[Start of EXTRACTED DATA]
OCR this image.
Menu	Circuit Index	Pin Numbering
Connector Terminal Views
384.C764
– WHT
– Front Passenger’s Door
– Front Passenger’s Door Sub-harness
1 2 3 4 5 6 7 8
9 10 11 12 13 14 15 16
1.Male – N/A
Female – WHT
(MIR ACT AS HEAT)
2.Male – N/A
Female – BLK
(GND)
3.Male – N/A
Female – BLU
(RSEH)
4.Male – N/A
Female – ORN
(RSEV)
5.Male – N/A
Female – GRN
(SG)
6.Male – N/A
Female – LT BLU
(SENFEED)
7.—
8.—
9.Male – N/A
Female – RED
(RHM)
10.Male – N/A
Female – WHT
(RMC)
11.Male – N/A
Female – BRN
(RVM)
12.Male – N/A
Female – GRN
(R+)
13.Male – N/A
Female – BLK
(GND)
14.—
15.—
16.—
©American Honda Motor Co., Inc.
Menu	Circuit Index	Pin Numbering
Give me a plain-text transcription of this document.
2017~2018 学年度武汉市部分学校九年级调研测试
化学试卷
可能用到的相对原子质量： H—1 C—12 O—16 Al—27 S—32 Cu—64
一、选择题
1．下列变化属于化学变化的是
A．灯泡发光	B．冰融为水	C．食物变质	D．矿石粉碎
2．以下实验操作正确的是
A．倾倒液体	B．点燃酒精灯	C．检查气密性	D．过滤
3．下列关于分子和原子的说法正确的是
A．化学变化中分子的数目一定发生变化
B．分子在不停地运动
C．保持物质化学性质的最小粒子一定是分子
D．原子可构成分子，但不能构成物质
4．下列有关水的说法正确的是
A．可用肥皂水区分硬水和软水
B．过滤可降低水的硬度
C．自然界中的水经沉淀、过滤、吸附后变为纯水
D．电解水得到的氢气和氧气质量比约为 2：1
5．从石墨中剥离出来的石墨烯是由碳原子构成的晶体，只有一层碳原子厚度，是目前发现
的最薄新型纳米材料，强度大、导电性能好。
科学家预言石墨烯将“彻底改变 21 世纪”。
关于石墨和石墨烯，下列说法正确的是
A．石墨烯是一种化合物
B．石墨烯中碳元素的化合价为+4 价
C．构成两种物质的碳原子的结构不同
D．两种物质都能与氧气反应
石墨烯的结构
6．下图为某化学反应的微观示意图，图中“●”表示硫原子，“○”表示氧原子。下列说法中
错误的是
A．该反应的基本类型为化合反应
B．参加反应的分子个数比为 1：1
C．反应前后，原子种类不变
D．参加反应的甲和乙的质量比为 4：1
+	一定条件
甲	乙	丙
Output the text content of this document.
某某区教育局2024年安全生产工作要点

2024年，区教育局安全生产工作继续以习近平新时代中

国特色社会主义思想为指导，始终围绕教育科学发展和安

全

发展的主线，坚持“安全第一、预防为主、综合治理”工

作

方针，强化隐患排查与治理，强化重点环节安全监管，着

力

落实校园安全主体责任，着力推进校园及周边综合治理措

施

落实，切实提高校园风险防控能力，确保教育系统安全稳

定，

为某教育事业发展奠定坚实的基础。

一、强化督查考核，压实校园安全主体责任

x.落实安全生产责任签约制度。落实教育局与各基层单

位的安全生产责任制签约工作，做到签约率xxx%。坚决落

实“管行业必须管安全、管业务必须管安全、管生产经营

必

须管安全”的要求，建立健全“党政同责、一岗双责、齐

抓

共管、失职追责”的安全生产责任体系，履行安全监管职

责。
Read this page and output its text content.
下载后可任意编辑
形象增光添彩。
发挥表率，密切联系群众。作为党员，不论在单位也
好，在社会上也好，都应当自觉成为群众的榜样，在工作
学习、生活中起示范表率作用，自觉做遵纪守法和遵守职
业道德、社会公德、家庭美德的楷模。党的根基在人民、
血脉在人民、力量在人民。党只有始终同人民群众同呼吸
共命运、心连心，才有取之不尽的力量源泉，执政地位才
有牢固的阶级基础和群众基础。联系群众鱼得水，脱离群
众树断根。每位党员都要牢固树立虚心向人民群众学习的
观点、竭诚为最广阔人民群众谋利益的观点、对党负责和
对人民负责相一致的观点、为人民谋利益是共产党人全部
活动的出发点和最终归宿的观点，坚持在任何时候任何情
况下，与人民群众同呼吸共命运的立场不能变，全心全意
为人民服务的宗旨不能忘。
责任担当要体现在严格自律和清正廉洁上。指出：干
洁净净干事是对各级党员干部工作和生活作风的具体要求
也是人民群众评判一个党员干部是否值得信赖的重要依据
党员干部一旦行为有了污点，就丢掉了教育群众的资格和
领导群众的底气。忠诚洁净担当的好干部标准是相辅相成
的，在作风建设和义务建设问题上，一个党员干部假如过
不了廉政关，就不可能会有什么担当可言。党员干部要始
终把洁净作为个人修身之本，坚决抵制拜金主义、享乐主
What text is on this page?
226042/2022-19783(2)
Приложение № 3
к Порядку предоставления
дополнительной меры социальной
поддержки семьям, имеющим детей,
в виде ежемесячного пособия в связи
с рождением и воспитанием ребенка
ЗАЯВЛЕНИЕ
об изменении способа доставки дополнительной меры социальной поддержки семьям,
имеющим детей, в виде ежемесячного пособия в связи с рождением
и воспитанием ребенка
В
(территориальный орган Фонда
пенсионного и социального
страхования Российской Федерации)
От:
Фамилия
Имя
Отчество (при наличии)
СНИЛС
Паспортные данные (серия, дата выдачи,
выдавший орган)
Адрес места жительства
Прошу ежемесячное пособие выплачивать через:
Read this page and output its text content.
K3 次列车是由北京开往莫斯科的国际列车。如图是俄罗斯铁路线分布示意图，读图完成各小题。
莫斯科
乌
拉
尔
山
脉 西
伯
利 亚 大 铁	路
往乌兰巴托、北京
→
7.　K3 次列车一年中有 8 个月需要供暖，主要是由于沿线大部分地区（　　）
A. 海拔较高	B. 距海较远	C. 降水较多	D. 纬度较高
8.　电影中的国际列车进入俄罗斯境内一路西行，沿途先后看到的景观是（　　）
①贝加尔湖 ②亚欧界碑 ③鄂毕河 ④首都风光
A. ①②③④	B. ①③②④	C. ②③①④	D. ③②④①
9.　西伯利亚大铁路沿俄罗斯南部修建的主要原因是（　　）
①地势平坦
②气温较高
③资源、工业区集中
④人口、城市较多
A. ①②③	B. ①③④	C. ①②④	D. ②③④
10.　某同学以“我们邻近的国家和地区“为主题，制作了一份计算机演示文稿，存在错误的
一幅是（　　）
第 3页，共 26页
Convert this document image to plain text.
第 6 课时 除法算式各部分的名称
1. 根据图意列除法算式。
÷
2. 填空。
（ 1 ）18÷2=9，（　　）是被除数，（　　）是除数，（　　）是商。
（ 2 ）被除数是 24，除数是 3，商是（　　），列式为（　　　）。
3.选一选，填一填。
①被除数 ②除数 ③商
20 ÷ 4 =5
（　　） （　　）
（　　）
[End of EXTRACTED DATA]
• STATED EXERCISE: Each line of the listing above should be output exactly.

• CORRECT RESPONSE:
OCR this image.
Menu	Circuit Index	Pin Numbering
Connector Terminal Views
384.C764
– WHT
– Front Passenger’s Door
– Front Passenger’s Door Sub-harness
1 2 3 4 5 6 7 8
9 10 11 12 13 14 15 16
1.Male – N/A
Female – WHT
(MIR ACT AS HEAT)
2.Male – N/A
Female – BLK
(GND)
3.Male – N/A
Female – BLU
(RSEH)
4.Male – N/A
Female – ORN
(RSEV)
5.Male – N/A
Female – GRN
(SG)
6.Male – N/A
Female – LT BLU
(SENFEED)
7.—
8.—
9.Male – N/A
Female – RED
(RHM)
10.Male – N/A
Female – WHT
(RMC)
11.Male – N/A
Female – BRN
(RVM)
12.Male – N/A
Female – GRN
(R+)
13.Male – N/A
Female – BLK
(GND)
14.—
15.—
16.—
©American Honda Motor Co., Inc.
Menu	Circuit Index	Pin Numbering
Give me a plain-text transcription of this document.
2017~2018 学年度武汉市部分学校九年级调研测试
化学试卷
可能用到的相对原子质量： H—1 C—12 O—16 Al—27 S—32 Cu—64
一、选择题
1．下列变化属于化学变化的是
A．灯泡发光	B．冰融为水	C．食物变质	D．矿石粉碎
2．以下实验操作正确的是
A．倾倒液体	B．点燃酒精灯	C．检查气密性	D．过滤
3．下列关于分子和原子的说法正确的是
A．化学变化中分子的数目一定发生变化
B．分子在不停地运动
C．保持物质化学性质的最小粒子一定是分子
D．原子可构成分子，但不能构成物质
4．下列有关水的说法正确的是
A．可用肥皂水区分硬水和软水
B．过滤可降低水的硬度
C．自然界中的水经沉淀、过滤、吸附后变为纯水
D．电解水得到的氢气和氧气质量比约为 2：1
5．从石墨中剥离出来的石墨烯是由碳原子构成的晶体，只有一层碳原子厚度，是目前发现
的最薄新型纳米材料，强度大、导电性能好。
科学家预言石墨烯将“彻底改变 21 世纪”。
关于石墨和石墨烯，下列说法正确的是
A．石墨烯是一种化合物
B．石墨烯中碳元素的化合价为+4 价
C．构成两种物质的碳原子的结构不同
D．两种物质都能与氧气反应
石墨烯的结构
6．下图为某化学反应的微观示意图，图中“●”表示硫原子，“○”表示氧原子。下列说法中
错误的是
A．该反应的基本类型为化合反应
B．参加反应的分子个数比为 1：1
C．反应前后，原子种类不变
D．参加反应的甲和乙的质量比为 4：1
+	一定条件
甲	乙	丙
Output the text content of this document.
某某区教育局2024年安全生产工作要点

2024年，区教育局安全生产工作继续以习近平新时代中

国特色社会主义思想为指导，始终围绕教育科学发展和安

全

发展的主线，坚持“安全第一、预防为主、综合治理”工

作

方针，强化隐患排查与治理，强化重点环节安全监管，着

力

落实校园安全主体责任，着力推进校园及周边综合治理措

施

落实，切实提高校园风险防控能力，确保教育系统安全稳

定，

为某教育事业发展奠定坚实的基础。

一、强化督查考核，压实校园安全主体责任

x.落实安全生产责任签约制度。落实教育局与各基层单

位的安全生产责任制签约工作，做到签约率xxx%。坚决落

实“管行业必须管安全、管业务必须管安全、管生产经营

必

须管安全”的要求，建立健全“党政同责、一岗双责、齐

抓

共管、失职追责”的安全生产责任体系，履行安全监管职

责。
Read this page and output its text content.
下载后可任意编辑
形象增光添彩。
发挥表率，密切联系群众。作为党员，不论在单位也
好，在社会上也好，都应当自觉成为群众的榜样，在工作
学习、生活中起示范表率作用，自觉做遵纪守法和遵守职
业道德、社会公德、家庭美德的楷模。党的根基在人民、
血脉在人民、力量在人民。党只有始终同人民群众同呼吸
共命运、心连心，才有取之不尽的力量源泉，执政地位才
有牢固的阶级基础和群众基础。联系群众鱼得水，脱离群
众树断根。每位党员都要牢固树立虚心向人民群众学习的
观点、竭诚为最广阔人民群众谋利益的观点、对党负责和
对人民负责相一致的观点、为人民谋利益是共产党人全部
活动的出发点和最终归宿的观点，坚持在任何时候任何情
况下，与人民群众同呼吸共命运的立场不能变，全心全意
为人民服务的宗旨不能忘。
责任担当要体现在严格自律和清正廉洁上。指出：干
洁净净干事是对各级党员干部工作和生活作风的具体要求
也是人民群众评判一个党员干部是否值得信赖的重要依据
党员干部一旦行为有了污点，就丢掉了教育群众的资格和
领导群众的底气。忠诚洁净担当的好干部标准是相辅相成
的，在作风建设和义务建设问题上，一个党员干部假如过
不了廉政关，就不可能会有什么担当可言。党员干部要始
终把洁净作为个人修身之本，坚决抵制拜金主义、享乐主
What text is on this page?
226042/2022-19783(2)
Приложение № 3
к Порядку предоставления
дополнительной меры социальной
поддержки семьям, имеющим детей,
в виде ежемесячного пособия в связи
с рождением и воспитанием ребенка
ЗАЯВЛЕНИЕ
об изменении способа доставки дополнительной меры социальной поддержки семьям,
имеющим детей, в виде ежемесячного пособия в связи с рождением
и воспитанием ребенка
В
(территориальный орган Фонда
пенсионного и социального
страхования Российской Федерации)
От:
Фамилия
Имя
Отчество (при наличии)
СНИЛС
Паспортные данные (серия, дата выдачи,
выдавший орган)
Адрес места жительства
Прошу ежемесячное пособие выплачивать через:
Read this page and output its text content.
K3 次列车是由北京开往莫斯科的国际列车。如图是俄罗斯铁路线分布示意图，读图完成各小题。
莫斯科
乌
拉
尔
山
脉 西
伯
利 亚 大 铁	路
往乌兰巴托、北京
→
7.　K3 次列车一年中有 8 个月需要供暖，主要是由于沿线大部分地区（　　）
A. 海拔较高	B. 距海较远	C. 降水较多	D. 纬度较高
8.　电影中的国际列车进入俄罗斯境内一路西行，沿途先后看到的景观是（　　）
①贝加尔湖 ②亚欧界碑 ③鄂毕河 ④首都风光
A. ①②③④	B. ①③②④	C. ②③①④	D. ③②④①
9.　西伯利亚大铁路沿俄罗斯南部修建的主要原因是（　　）
①地势平坦
②气温较高
③资源、工业区集中
④人口、城市较多
A. ①②③	B. ①③④	C. ①②④	D. ②③④
10.　某同学以“我们邻近的国家和地区“为主题，制作了一份计算机演示文稿，存在错误的
一幅是（　　）
第 3页，共 26页
Convert this document image to plain text.
第 6 课时 除法算式各部分的名称
1. 根据图意列除法算式。
÷
2. 填空。
（ 1 ）18÷2=9，（　　）是被除数，（　　）是除数，（　　）是商。
（ 2 ）被除数是 24，除数是 3，商是（　　），列式为（　　　）。
3.选一选，填一填。
①被除数 ②除数 ③商
20 ÷ 4 =5
（　　） （　　）
（　　）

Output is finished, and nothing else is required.